§ **Exercise**: Report only the number of lines in this material that include the string "text".

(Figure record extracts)
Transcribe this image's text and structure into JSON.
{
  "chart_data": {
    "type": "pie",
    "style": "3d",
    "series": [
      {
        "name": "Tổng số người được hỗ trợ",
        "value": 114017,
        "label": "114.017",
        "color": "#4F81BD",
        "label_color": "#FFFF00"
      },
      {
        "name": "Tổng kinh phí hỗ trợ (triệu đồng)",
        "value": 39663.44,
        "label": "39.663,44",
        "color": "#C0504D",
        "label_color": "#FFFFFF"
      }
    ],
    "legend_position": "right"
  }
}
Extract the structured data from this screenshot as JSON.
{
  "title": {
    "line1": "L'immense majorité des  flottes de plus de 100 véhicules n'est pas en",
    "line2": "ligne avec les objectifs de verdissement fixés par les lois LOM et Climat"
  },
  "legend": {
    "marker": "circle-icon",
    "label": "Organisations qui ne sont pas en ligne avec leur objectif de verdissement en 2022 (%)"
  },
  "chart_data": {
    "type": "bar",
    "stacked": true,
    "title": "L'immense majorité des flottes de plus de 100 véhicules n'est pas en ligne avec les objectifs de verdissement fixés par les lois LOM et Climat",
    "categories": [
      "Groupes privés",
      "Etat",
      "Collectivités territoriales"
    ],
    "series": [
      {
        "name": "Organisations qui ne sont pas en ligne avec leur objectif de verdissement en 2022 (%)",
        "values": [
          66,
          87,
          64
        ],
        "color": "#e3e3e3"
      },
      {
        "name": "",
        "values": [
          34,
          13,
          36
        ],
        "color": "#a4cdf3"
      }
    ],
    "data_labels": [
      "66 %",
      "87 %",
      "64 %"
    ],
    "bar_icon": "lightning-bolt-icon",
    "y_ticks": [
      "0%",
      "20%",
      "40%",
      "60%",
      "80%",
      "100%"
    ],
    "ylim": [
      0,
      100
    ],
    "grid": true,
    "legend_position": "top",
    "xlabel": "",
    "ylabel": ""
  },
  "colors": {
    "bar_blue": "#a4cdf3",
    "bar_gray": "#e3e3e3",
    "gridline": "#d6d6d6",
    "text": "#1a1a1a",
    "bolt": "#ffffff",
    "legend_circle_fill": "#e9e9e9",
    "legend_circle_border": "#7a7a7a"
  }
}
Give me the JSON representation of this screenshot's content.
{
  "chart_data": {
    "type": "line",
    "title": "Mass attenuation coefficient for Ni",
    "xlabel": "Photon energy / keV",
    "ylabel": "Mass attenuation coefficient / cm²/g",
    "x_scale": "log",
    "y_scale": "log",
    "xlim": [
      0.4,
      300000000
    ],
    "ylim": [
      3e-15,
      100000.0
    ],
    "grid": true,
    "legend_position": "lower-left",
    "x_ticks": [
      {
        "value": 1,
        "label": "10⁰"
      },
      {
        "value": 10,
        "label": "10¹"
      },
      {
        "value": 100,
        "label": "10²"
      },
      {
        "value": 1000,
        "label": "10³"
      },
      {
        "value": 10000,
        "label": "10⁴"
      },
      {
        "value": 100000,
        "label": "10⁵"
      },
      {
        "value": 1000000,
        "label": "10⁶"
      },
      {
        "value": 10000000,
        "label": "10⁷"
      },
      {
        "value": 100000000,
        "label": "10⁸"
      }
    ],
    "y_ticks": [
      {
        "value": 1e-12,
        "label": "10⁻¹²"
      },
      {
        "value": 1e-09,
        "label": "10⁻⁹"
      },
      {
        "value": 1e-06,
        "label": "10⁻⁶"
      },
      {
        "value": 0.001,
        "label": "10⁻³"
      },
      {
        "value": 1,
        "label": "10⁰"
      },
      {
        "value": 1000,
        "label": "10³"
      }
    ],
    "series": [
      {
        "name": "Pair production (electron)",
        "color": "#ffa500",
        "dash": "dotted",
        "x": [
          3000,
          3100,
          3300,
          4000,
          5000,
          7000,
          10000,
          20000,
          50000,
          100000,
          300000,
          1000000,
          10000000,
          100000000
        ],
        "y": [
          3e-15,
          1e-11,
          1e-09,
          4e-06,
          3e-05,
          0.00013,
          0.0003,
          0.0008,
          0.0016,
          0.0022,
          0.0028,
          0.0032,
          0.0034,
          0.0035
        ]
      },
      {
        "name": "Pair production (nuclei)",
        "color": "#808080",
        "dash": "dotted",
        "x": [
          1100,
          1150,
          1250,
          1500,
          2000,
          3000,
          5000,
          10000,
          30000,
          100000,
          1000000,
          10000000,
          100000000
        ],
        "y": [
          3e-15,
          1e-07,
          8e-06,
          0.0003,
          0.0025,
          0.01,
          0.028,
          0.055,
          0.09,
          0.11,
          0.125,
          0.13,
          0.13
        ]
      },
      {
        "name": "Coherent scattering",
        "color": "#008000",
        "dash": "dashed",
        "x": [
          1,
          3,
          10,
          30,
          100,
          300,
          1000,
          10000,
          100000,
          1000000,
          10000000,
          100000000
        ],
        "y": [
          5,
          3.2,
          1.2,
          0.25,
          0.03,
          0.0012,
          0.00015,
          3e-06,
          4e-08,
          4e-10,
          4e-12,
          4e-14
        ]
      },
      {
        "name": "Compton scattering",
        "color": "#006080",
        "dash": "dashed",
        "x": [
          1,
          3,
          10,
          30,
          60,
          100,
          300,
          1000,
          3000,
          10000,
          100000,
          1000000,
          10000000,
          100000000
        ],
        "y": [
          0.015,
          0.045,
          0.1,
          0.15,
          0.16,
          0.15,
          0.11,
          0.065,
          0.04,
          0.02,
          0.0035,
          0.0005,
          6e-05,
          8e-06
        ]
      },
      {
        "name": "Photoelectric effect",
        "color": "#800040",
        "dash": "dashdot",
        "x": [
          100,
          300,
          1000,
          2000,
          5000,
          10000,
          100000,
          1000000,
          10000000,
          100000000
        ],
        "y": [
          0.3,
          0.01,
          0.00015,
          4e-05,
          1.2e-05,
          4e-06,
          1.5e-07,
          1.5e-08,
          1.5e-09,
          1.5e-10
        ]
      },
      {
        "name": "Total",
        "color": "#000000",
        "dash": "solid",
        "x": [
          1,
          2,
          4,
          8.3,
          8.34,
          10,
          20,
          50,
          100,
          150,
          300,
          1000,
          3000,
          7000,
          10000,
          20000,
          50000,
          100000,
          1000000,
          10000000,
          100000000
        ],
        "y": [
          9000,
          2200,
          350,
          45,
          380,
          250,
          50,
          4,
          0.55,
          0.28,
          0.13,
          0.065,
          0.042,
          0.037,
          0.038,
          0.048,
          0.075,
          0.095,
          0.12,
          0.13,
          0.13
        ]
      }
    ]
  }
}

§ **Answer for this exercise**: 2